Records for this exercise ::
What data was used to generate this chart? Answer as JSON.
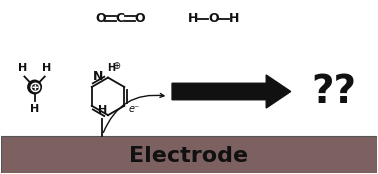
{
  "electrode_color": "#7d6060",
  "electrode_label": "Electrode",
  "electrode_label_fontsize": 16,
  "electrode_label_color": "#111111",
  "background_color": "#ffffff",
  "arrow_color": "#111111",
  "question_marks": "??",
  "question_marks_fontsize": 28,
  "electron_label": "e⁻",
  "h_label": "H",
  "figsize": [
    3.78,
    1.74
  ],
  "dpi": 100,
  "xlim": [
    0,
    10
  ],
  "ylim": [
    0,
    4.6
  ]
}
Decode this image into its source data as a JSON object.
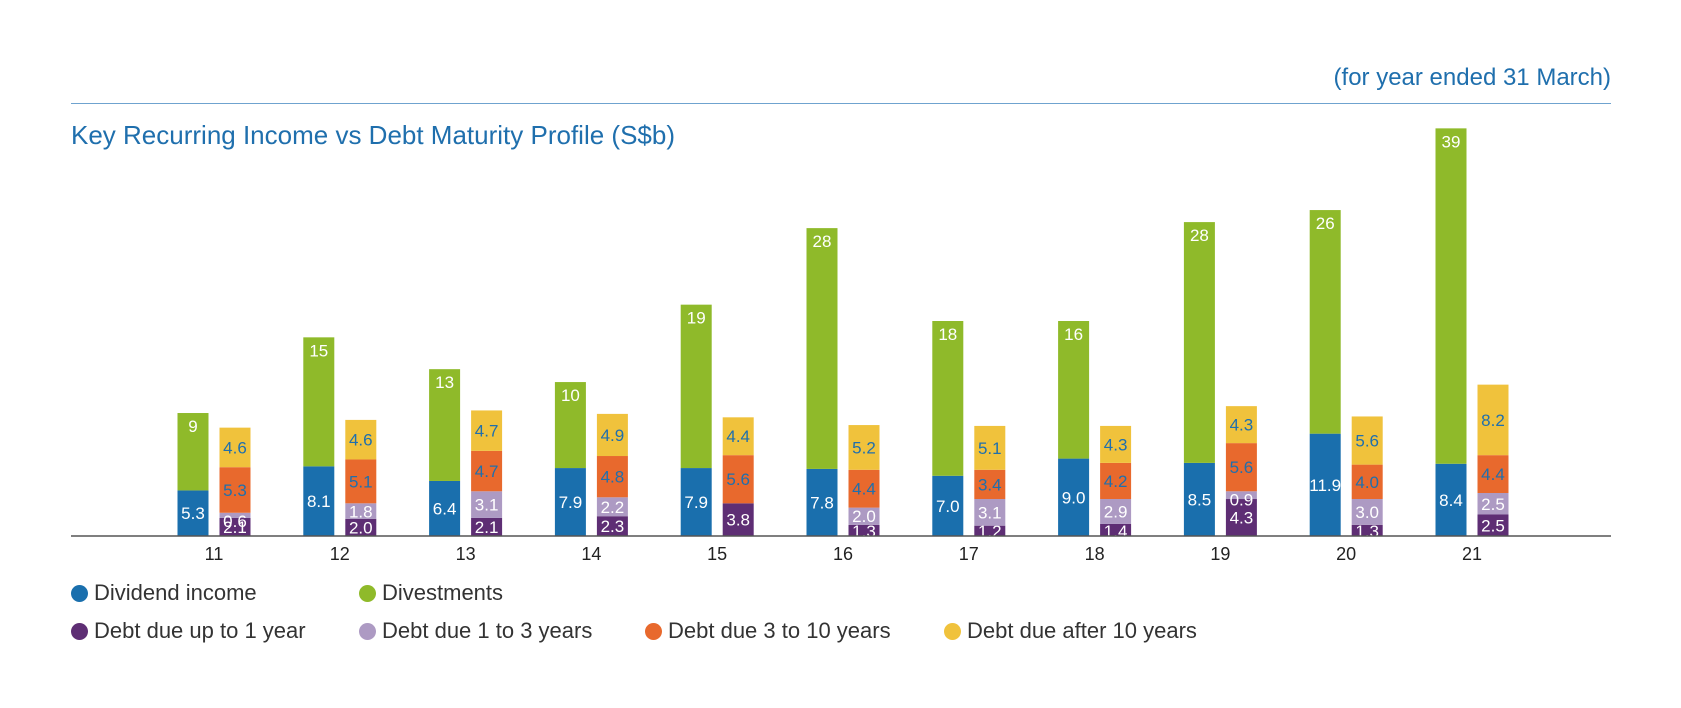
{
  "header": {
    "note": "(for year ended 31 March)",
    "title": "Key Recurring Income vs Debt Maturity Profile (S$b)"
  },
  "colors": {
    "dividend": "#1a6fad",
    "divestments": "#8fba2a",
    "debt_up_to_1": "#5e2e74",
    "debt_1_to_3": "#ad9ac3",
    "debt_3_to_10": "#e8692d",
    "debt_after_10": "#f0c23c",
    "axis": "#555555"
  },
  "legend": [
    {
      "label": "Dividend income",
      "color": "#1a6fad"
    },
    {
      "label": "Divestments",
      "color": "#8fba2a"
    },
    {
      "label": "Debt due up to 1 year",
      "color": "#5e2e74"
    },
    {
      "label": "Debt due 1 to 3 years",
      "color": "#ad9ac3"
    },
    {
      "label": "Debt due 3 to 10 years",
      "color": "#e8692d"
    },
    {
      "label": "Debt due after 10 years",
      "color": "#f0c23c"
    }
  ],
  "chart_data": {
    "type": "bar",
    "stacked": true,
    "grouped": true,
    "title": "Key Recurring Income vs Debt Maturity Profile (S$b)",
    "xlabel": "",
    "ylabel": "",
    "grid": false,
    "legend_position": "bottom-left",
    "categories": [
      "11",
      "12",
      "13",
      "14",
      "15",
      "16",
      "17",
      "18",
      "19",
      "20",
      "21"
    ],
    "stacks": [
      {
        "stack": "income",
        "series": [
          {
            "name": "Dividend income",
            "values": [
              5.3,
              8.1,
              6.4,
              7.9,
              7.9,
              7.8,
              7.0,
              9.0,
              8.5,
              11.9,
              8.4
            ],
            "labels": [
              "5.3",
              "8.1",
              "6.4",
              "7.9",
              "7.9",
              "7.8",
              "7.0",
              "9.0",
              "8.5",
              "11.9",
              "8.4"
            ]
          },
          {
            "name": "Divestments",
            "values": [
              9,
              15,
              13,
              10,
              19,
              28,
              18,
              16,
              28,
              26,
              39
            ],
            "labels": [
              "9",
              "15",
              "13",
              "10",
              "19",
              "28",
              "18",
              "16",
              "28",
              "26",
              "39"
            ]
          }
        ]
      },
      {
        "stack": "debt",
        "series": [
          {
            "name": "Debt due up to 1 year",
            "values": [
              2.1,
              2.0,
              2.1,
              2.3,
              3.8,
              1.3,
              1.2,
              1.4,
              4.3,
              1.3,
              2.5
            ],
            "labels": [
              "2.1",
              "2.0",
              "2.1",
              "2.3",
              "3.8",
              "1.3",
              "1.2",
              "1.4",
              "4.3",
              "1.3",
              "2.5"
            ]
          },
          {
            "name": "Debt due 1 to 3 years",
            "values": [
              0.6,
              1.8,
              3.1,
              2.2,
              0,
              2.0,
              3.1,
              2.9,
              0.9,
              3.0,
              2.5
            ],
            "labels": [
              "0.6",
              "1.8",
              "3.1",
              "2.2",
              "",
              "2.0",
              "3.1",
              "2.9",
              "0.9",
              "3.0",
              "2.5"
            ]
          },
          {
            "name": "Debt due 3 to 10 years",
            "values": [
              5.3,
              5.1,
              4.7,
              4.8,
              5.6,
              4.4,
              3.4,
              4.2,
              5.6,
              4.0,
              4.4
            ],
            "labels": [
              "5.3",
              "5.1",
              "4.7",
              "4.8",
              "5.6",
              "4.4",
              "3.4",
              "4.2",
              "5.6",
              "4.0",
              "4.4"
            ]
          },
          {
            "name": "Debt due after 10 years",
            "values": [
              4.6,
              4.6,
              4.7,
              4.9,
              4.4,
              5.2,
              5.1,
              4.3,
              4.3,
              5.6,
              8.2
            ],
            "labels": [
              "4.6",
              "4.6",
              "4.7",
              "4.9",
              "4.4",
              "5.2",
              "5.1",
              "4.3",
              "4.3",
              "5.6",
              "8.2"
            ]
          }
        ]
      }
    ]
  }
}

Do this ::
Write out the full set of lines verbatim, without the pictures.

Result of this task ::
What data was used to generate this chart? Answer as JSON.
{
  "electrode_color": "#7d6060",
  "electrode_label": "Electrode",
  "electrode_label_fontsize": 16,
  "electrode_label_color": "#111111",
  "background_color": "#ffffff",
  "arrow_color": "#111111",
  "question_marks": "??",
  "question_marks_fontsize": 28,
  "electron_label": "e⁻",
  "h_label": "H",
  "figsize": [
    3.78,
    1.74
  ],
  "dpi": 100,
  "xlim": [
    0,
    10
  ],
  "ylim": [
    0,
    4.6
  ]
}
Decode this image into its source data as a JSON object.
{
  "header": {
    "note": "(for year ended 31 March)",
    "title": "Key Recurring Income vs Debt Maturity Profile (S$b)"
  },
  "colors": {
    "dividend": "#1a6fad",
    "divestments": "#8fba2a",
    "debt_up_to_1": "#5e2e74",
    "debt_1_to_3": "#ad9ac3",
    "debt_3_to_10": "#e8692d",
    "debt_after_10": "#f0c23c",
    "axis": "#555555"
  },
  "legend": [
    {
      "label": "Dividend income",
      "color": "#1a6fad"
    },
    {
      "label": "Divestments",
      "color": "#8fba2a"
    },
    {
      "label": "Debt due up to 1 year",
      "color": "#5e2e74"
    },
    {
      "label": "Debt due 1 to 3 years",
      "color": "#ad9ac3"
    },
    {
      "label": "Debt due 3 to 10 years",
      "color": "#e8692d"
    },
    {
      "label": "Debt due after 10 years",
      "color": "#f0c23c"
    }
  ],
  "chart_data": {
    "type": "bar",
    "stacked": true,
    "grouped": true,
    "title": "Key Recurring Income vs Debt Maturity Profile (S$b)",
    "xlabel": "",
    "ylabel": "",
    "grid": false,
    "legend_position": "bottom-left",
    "categories": [
      "11",
      "12",
      "13",
      "14",
      "15",
      "16",
      "17",
      "18",
      "19",
      "20",
      "21"
    ],
    "stacks": [
      {
        "stack": "income",
        "series": [
          {
            "name": "Dividend income",
            "values": [
              5.3,
              8.1,
              6.4,
              7.9,
              7.9,
              7.8,
              7.0,
              9.0,
              8.5,
              11.9,
              8.4
            ],
            "labels": [
              "5.3",
              "8.1",
              "6.4",
              "7.9",
              "7.9",
              "7.8",
              "7.0",
              "9.0",
              "8.5",
              "11.9",
              "8.4"
            ]
          },
          {
            "name": "Divestments",
            "values": [
              9,
              15,
              13,
              10,
              19,
              28,
              18,
              16,
              28,
              26,
              39
            ],
            "labels": [
              "9",
              "15",
              "13",
              "10",
              "19",
              "28",
              "18",
              "16",
              "28",
              "26",
              "39"
            ]
          }
        ]
      },
      {
        "stack": "debt",
        "series": [
          {
            "name": "Debt due up to 1 year",
            "values": [
              2.1,
              2.0,
              2.1,
              2.3,
              3.8,
              1.3,
              1.2,
              1.4,
              4.3,
              1.3,
              2.5
            ],
            "labels": [
              "2.1",
              "2.0",
              "2.1",
              "2.3",
              "3.8",
              "1.3",
              "1.2",
              "1.4",
              "4.3",
              "1.3",
              "2.5"
            ]
          },
          {
            "name": "Debt due 1 to 3 years",
            "values": [
              0.6,
              1.8,
              3.1,
              2.2,
              0,
              2.0,
              3.1,
              2.9,
              0.9,
              3.0,
              2.5
            ],
            "labels": [
              "0.6",
              "1.8",
              "3.1",
              "2.2",
              "",
              "2.0",
              "3.1",
              "2.9",
              "0.9",
              "3.0",
              "2.5"
            ]
          },
          {
            "name": "Debt due 3 to 10 years",
            "values": [
              5.3,
              5.1,
              4.7,
              4.8,
              5.6,
              4.4,
              3.4,
              4.2,
              5.6,
              4.0,
              4.4
            ],
            "labels": [
              "5.3",
              "5.1",
              "4.7",
              "4.8",
              "5.6",
              "4.4",
              "3.4",
              "4.2",
              "5.6",
              "4.0",
              "4.4"
            ]
          },
          {
            "name": "Debt due after 10 years",
            "values": [
              4.6,
              4.6,
              4.7,
              4.9,
              4.4,
              5.2,
              5.1,
              4.3,
              4.3,
              5.6,
              8.2
            ],
            "labels": [
              "4.6",
              "4.6",
              "4.7",
              "4.9",
              "4.4",
              "5.2",
              "5.1",
              "4.3",
              "4.3",
              "5.6",
              "8.2"
            ]
          }
        ]
      }
    ]
  }
}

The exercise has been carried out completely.